## Activity
Please restate the entire listing verbatim.

## Supplied records
-=-=-=-=-

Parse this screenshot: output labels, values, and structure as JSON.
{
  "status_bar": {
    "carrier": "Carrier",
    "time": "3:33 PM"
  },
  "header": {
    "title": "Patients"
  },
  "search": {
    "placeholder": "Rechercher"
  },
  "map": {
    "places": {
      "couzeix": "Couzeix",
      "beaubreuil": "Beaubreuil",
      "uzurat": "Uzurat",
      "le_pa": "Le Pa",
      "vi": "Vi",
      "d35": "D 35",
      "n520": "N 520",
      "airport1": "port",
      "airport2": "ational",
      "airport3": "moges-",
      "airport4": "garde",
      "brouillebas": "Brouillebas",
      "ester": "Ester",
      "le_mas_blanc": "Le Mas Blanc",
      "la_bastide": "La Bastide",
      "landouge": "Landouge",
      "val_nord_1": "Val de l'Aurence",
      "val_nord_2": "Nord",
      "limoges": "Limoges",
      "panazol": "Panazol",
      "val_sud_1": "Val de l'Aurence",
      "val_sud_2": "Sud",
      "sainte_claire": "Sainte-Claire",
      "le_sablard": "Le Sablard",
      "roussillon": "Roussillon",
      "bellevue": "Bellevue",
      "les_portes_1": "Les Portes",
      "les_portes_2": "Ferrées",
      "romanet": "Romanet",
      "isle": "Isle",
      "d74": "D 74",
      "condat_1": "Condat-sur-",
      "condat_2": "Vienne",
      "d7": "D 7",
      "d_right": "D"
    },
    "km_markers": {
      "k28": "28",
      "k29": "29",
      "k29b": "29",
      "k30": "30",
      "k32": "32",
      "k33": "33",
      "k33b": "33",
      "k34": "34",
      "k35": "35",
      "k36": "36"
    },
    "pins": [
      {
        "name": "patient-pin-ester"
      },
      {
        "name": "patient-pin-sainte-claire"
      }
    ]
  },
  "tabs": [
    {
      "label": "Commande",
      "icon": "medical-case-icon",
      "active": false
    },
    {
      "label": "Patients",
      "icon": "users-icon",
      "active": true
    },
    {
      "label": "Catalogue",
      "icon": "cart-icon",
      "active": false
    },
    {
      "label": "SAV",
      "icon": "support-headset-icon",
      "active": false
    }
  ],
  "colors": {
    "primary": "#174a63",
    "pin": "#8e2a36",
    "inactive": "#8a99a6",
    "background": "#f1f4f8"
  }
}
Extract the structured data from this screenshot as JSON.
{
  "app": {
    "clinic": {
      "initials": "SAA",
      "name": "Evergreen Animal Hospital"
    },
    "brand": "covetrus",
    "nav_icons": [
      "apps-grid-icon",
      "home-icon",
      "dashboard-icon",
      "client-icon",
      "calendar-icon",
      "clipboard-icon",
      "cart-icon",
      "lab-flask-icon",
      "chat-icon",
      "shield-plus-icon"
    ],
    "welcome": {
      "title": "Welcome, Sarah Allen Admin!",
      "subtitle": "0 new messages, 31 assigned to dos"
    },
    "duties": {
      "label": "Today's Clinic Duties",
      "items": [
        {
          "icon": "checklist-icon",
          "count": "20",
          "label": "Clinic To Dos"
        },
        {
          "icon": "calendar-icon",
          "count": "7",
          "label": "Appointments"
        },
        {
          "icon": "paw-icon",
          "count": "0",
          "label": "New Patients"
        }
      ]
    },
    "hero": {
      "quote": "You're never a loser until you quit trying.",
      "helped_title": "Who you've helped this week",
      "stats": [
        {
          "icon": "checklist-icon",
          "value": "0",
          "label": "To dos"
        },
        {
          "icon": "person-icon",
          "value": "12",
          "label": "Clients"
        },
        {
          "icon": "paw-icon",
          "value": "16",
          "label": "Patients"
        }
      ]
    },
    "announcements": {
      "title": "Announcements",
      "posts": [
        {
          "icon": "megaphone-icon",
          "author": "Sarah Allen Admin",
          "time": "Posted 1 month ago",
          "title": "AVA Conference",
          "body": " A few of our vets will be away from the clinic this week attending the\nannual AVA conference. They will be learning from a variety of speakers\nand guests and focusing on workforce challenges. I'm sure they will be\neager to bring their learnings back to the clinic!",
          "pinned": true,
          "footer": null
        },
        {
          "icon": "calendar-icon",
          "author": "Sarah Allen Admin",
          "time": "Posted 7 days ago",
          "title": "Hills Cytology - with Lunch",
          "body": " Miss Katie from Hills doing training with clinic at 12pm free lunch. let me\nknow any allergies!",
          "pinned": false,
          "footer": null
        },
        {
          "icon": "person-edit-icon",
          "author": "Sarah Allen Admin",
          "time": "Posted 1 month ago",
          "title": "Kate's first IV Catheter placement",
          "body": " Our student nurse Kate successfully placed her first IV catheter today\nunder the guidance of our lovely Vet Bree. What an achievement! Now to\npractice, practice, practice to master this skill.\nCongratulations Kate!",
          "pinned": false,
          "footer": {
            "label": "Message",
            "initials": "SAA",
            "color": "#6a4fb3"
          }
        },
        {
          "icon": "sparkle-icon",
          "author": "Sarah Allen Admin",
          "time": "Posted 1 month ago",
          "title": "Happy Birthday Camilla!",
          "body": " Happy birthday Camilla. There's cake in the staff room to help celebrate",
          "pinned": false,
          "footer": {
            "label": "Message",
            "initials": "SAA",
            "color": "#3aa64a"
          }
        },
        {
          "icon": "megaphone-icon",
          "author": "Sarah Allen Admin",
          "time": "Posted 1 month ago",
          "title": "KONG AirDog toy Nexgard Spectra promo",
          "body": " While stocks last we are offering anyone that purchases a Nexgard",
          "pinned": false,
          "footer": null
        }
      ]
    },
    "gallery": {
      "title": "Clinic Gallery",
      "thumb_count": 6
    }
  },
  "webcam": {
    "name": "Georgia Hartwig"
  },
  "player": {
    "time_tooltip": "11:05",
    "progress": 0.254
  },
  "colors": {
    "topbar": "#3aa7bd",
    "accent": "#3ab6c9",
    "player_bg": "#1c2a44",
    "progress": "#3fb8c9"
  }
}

-=-=-=-=-

## Solution to the problem
Parse this screenshot: output labels, values, and structure as JSON.
{
  "status_bar": {
    "carrier": "Carrier",
    "time": "3:33 PM"
  },
  "header": {
    "title": "Patients"
  },
  "search": {
    "placeholder": "Rechercher"
  },
  "map": {
    "places": {
      "couzeix": "Couzeix",
      "beaubreuil": "Beaubreuil",
      "uzurat": "Uzurat",
      "le_pa": "Le Pa",
      "vi": "Vi",
      "d35": "D 35",
      "n520": "N 520",
      "airport1": "port",
      "airport2": "ational",
      "airport3": "moges-",
      "airport4": "garde",
      "brouillebas": "Brouillebas",
      "ester": "Ester",
      "le_mas_blanc": "Le Mas Blanc",
      "la_bastide": "La Bastide",
      "landouge": "Landouge",
      "val_nord_1": "Val de l'Aurence",
      "val_nord_2": "Nord",
      "limoges": "Limoges",
      "panazol": "Panazol",
      "val_sud_1": "Val de l'Aurence",
      "val_sud_2": "Sud",
      "sainte_claire": "Sainte-Claire",
      "le_sablard": "Le Sablard",
      "roussillon": "Roussillon",
      "bellevue": "Bellevue",
      "les_portes_1": "Les Portes",
      "les_portes_2": "Ferrées",
      "romanet": "Romanet",
      "isle": "Isle",
      "d74": "D 74",
      "condat_1": "Condat-sur-",
      "condat_2": "Vienne",
      "d7": "D 7",
      "d_right": "D"
    },
    "km_markers": {
      "k28": "28",
      "k29": "29",
      "k29b": "29",
      "k30": "30",
      "k32": "32",
      "k33": "33",
      "k33b": "33",
      "k34": "34",
      "k35": "35",
      "k36": "36"
    },
    "pins": [
      {
        "name": "patient-pin-ester"
      },
      {
        "name": "patient-pin-sainte-claire"
      }
    ]
  },
  "tabs": [
    {
      "label": "Commande",
      "icon": "medical-case-icon",
      "active": false
    },
    {
      "label": "Patients",
      "icon": "users-icon",
      "active": true
    },
    {
      "label": "Catalogue",
      "icon": "cart-icon",
      "active": false
    },
    {
      "label": "SAV",
      "icon": "support-headset-icon",
      "active": false
    }
  ],
  "colors": {
    "primary": "#174a63",
    "pin": "#8e2a36",
    "inactive": "#8a99a6",
    "background": "#f1f4f8"
  }
}
Extract the structured data from this screenshot as JSON.
{
  "app": {
    "clinic": {
      "initials": "SAA",
      "name": "Evergreen Animal Hospital"
    },
    "brand": "covetrus",
    "nav_icons": [
      "apps-grid-icon",
      "home-icon",
      "dashboard-icon",
      "client-icon",
      "calendar-icon",
      "clipboard-icon",
      "cart-icon",
      "lab-flask-icon",
      "chat-icon",
      "shield-plus-icon"
    ],
    "welcome": {
      "title": "Welcome, Sarah Allen Admin!",
      "subtitle": "0 new messages, 31 assigned to dos"
    },
    "duties": {
      "label": "Today's Clinic Duties",
      "items": [
        {
          "icon": "checklist-icon",
          "count": "20",
          "label": "Clinic To Dos"
        },
        {
          "icon": "calendar-icon",
          "count": "7",
          "label": "Appointments"
        },
        {
          "icon": "paw-icon",
          "count": "0",
          "label": "New Patients"
        }
      ]
    },
    "hero": {
      "quote": "You're never a loser until you quit trying.",
      "helped_title": "Who you've helped this week",
      "stats": [
        {
          "icon": "checklist-icon",
          "value": "0",
          "label": "To dos"
        },
        {
          "icon": "person-icon",
          "value": "12",
          "label": "Clients"
        },
        {
          "icon": "paw-icon",
          "value": "16",
          "label": "Patients"
        }
      ]
    },
    "announcements": {
      "title": "Announcements",
      "posts": [
        {
          "icon": "megaphone-icon",
          "author": "Sarah Allen Admin",
          "time": "Posted 1 month ago",
          "title": "AVA Conference",
          "body": " A few of our vets will be away from the clinic this week attending the\nannual AVA conference. They will be learning from a variety of speakers\nand guests and focusing on workforce challenges. I'm sure they will be\neager to bring their learnings back to the clinic!",
          "pinned": true,
          "footer": null
        },
        {
          "icon": "calendar-icon",
          "author": "Sarah Allen Admin",
          "time": "Posted 7 days ago",
          "title": "Hills Cytology - with Lunch",
          "body": " Miss Katie from Hills doing training with clinic at 12pm free lunch. let me\nknow any allergies!",
          "pinned": false,
          "footer": null
        },
        {
          "icon": "person-edit-icon",
          "author": "Sarah Allen Admin",
          "time": "Posted 1 month ago",
          "title": "Kate's first IV Catheter placement",
          "body": " Our student nurse Kate successfully placed her first IV catheter today\nunder the guidance of our lovely Vet Bree. What an achievement! Now to\npractice, practice, practice to master this skill.\nCongratulations Kate!",
          "pinned": false,
          "footer": {
            "label": "Message",
            "initials": "SAA",
            "color": "#6a4fb3"
          }
        },
        {
          "icon": "sparkle-icon",
          "author": "Sarah Allen Admin",
          "time": "Posted 1 month ago",
          "title": "Happy Birthday Camilla!",
          "body": " Happy birthday Camilla. There's cake in the staff room to help celebrate",
          "pinned": false,
          "footer": {
            "label": "Message",
            "initials": "SAA",
            "color": "#3aa64a"
          }
        },
        {
          "icon": "megaphone-icon",
          "author": "Sarah Allen Admin",
          "time": "Posted 1 month ago",
          "title": "KONG AirDog toy Nexgard Spectra promo",
          "body": " While stocks last we are offering anyone that purchases a Nexgard",
          "pinned": false,
          "footer": null
        }
      ]
    },
    "gallery": {
      "title": "Clinic Gallery",
      "thumb_count": 6
    }
  },
  "webcam": {
    "name": "Georgia Hartwig"
  },
  "player": {
    "time_tooltip": "11:05",
    "progress": 0.254
  },
  "colors": {
    "topbar": "#3aa7bd",
    "accent": "#3ab6c9",
    "player_bg": "#1c2a44",
    "progress": "#3fb8c9"
  }
}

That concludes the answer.